Copy out all lines where "regulations" appears.

-- EXERCISE INPUTS start --

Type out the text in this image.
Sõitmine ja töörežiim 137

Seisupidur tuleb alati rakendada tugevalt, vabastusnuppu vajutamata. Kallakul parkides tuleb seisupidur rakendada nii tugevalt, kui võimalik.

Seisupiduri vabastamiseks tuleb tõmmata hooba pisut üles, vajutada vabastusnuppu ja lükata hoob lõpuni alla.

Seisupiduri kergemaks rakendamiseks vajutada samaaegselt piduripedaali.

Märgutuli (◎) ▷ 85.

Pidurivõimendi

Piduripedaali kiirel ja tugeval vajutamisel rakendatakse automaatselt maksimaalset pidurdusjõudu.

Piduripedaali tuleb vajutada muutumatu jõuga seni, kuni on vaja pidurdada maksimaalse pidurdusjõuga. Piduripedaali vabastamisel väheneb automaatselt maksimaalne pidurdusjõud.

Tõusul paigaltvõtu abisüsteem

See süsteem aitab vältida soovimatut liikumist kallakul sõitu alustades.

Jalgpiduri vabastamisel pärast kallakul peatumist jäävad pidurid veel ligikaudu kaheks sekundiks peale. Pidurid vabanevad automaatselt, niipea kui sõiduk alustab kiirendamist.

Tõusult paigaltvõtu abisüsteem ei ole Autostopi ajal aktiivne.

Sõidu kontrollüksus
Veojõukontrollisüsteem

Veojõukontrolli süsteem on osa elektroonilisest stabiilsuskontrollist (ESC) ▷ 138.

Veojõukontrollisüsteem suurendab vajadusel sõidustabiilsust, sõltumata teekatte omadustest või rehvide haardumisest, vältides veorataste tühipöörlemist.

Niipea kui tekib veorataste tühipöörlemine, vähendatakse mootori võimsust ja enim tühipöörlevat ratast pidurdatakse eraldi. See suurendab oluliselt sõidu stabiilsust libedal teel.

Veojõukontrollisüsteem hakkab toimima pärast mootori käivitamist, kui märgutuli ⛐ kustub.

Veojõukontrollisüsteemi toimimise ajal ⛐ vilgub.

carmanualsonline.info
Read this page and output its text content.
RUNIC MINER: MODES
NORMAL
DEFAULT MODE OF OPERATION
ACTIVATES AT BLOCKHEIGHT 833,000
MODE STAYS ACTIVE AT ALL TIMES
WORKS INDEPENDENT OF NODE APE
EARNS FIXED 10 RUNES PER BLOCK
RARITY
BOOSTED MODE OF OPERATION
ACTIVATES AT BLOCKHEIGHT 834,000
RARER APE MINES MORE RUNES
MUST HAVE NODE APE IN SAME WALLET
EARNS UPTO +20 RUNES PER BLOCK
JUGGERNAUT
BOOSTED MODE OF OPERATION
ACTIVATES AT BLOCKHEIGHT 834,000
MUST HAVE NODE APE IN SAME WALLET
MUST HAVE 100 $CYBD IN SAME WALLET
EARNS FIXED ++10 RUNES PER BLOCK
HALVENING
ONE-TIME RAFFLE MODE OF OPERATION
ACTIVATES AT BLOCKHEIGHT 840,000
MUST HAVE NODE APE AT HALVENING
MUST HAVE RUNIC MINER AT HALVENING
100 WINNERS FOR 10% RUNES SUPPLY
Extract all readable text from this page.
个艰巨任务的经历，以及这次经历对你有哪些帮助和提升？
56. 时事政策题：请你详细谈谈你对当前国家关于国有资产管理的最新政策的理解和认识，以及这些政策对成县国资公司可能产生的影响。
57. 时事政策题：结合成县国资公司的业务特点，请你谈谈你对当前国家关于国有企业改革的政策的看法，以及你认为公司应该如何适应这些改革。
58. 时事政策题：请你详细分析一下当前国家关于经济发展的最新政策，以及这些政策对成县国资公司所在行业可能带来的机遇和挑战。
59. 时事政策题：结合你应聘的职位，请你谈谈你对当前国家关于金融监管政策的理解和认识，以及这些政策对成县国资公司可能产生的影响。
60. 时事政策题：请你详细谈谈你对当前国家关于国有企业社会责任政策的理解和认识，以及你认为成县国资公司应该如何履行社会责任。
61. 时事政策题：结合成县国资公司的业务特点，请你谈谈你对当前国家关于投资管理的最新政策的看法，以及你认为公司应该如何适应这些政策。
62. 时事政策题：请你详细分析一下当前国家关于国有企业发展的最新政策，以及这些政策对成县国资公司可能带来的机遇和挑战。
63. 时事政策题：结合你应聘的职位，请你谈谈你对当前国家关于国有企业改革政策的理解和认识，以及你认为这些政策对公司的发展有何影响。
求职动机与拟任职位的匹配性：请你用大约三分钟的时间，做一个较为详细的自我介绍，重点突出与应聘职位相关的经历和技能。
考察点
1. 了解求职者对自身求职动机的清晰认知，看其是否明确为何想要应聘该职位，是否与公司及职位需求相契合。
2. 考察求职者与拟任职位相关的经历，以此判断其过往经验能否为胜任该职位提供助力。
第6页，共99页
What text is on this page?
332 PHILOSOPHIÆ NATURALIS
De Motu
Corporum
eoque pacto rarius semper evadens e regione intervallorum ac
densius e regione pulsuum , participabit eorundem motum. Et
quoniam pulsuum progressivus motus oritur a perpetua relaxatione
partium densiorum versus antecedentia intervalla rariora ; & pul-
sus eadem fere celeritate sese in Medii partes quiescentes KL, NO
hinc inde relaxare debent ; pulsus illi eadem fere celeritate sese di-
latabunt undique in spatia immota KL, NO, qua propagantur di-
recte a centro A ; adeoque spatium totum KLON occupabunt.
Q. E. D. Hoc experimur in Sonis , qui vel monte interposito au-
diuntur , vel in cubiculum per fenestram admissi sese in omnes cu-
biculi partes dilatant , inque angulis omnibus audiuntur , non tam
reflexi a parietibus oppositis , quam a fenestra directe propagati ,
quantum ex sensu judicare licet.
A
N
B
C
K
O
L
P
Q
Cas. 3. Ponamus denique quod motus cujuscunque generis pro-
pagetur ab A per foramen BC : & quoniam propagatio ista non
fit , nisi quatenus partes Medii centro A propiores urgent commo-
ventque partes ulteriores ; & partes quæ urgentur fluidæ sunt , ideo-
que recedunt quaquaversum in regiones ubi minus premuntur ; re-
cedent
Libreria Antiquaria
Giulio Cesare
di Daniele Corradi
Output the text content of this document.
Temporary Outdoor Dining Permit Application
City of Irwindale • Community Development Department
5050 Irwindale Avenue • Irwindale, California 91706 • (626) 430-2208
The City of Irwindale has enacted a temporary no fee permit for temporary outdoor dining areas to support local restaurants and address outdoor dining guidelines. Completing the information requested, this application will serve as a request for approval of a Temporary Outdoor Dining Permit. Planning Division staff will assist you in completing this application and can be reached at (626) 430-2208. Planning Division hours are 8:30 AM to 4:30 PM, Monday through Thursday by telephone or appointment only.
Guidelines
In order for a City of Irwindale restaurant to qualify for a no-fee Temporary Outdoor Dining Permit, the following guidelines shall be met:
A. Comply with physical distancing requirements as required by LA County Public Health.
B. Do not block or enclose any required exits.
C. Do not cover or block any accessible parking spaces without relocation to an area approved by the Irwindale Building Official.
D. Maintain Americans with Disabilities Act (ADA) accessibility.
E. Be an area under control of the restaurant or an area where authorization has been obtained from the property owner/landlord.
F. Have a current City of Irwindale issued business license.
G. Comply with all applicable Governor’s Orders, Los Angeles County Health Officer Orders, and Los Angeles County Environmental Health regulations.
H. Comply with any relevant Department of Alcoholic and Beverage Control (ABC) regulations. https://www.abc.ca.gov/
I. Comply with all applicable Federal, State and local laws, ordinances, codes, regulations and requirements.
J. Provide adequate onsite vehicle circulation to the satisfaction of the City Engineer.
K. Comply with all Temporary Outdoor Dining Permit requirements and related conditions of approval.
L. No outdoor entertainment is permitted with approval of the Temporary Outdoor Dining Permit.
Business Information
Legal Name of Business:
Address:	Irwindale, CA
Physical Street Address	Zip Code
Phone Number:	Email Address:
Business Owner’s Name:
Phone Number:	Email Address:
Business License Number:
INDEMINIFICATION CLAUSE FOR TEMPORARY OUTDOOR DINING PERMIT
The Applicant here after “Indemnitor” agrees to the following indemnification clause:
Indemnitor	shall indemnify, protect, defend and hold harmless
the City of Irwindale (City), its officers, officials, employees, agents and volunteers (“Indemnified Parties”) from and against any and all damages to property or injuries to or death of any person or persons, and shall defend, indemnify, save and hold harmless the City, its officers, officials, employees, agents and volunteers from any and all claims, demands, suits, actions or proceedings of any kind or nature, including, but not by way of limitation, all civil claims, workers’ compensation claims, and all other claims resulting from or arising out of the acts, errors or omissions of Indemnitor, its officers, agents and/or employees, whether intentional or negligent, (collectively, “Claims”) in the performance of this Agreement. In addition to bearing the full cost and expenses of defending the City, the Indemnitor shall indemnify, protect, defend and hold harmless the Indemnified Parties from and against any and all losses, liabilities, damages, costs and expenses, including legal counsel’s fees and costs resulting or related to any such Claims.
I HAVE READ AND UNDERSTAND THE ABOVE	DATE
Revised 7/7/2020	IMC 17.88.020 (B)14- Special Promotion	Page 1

-- EXERCISE INPUTS end --

## [REPLY]
G. Comply with all applicable Governor’s Orders, Los Angeles County Health Officer Orders, and Los Angeles County Environmental Health regulations.
H. Comply with any relevant Department of Alcoholic and Beverage Control (ABC) regulations. https://www.abc.ca.gov/
I. Comply with all applicable Federal, State and local laws, ordinances, codes, regulations and requirements.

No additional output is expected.